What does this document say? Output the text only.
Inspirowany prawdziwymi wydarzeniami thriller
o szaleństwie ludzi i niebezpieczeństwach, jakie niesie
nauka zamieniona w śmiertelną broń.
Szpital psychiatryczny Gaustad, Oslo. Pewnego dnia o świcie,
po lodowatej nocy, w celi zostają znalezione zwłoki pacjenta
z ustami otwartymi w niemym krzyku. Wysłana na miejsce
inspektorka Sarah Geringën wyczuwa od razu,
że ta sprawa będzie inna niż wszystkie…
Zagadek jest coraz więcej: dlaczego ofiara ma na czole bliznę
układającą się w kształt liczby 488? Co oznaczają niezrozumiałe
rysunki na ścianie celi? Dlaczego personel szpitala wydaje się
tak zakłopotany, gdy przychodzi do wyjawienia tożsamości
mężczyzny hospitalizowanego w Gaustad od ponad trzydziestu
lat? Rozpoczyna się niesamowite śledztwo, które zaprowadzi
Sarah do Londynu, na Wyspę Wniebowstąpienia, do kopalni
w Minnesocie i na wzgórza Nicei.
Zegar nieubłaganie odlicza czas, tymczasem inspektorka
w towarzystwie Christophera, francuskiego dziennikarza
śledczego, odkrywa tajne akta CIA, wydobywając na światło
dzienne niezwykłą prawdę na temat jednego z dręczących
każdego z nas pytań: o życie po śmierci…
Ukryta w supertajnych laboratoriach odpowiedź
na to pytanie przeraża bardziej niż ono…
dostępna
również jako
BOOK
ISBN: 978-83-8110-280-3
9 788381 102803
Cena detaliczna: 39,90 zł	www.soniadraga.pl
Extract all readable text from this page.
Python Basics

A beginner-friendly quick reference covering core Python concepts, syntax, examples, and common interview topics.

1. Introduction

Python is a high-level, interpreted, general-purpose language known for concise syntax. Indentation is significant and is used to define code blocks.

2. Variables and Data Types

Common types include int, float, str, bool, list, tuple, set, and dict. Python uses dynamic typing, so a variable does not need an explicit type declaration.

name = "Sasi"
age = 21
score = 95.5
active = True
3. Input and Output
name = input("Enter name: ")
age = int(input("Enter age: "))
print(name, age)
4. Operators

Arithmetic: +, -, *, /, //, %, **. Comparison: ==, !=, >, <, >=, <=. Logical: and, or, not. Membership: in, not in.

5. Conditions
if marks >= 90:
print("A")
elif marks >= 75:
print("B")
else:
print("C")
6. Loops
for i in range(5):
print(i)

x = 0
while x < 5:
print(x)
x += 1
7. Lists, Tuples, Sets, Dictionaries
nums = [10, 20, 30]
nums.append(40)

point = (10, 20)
+ + + + + + +
Look through the material above and pick out each line holding the word "Output".

SOLUTION BELOW:
What does this document say? Output the text only.
3. Input and Output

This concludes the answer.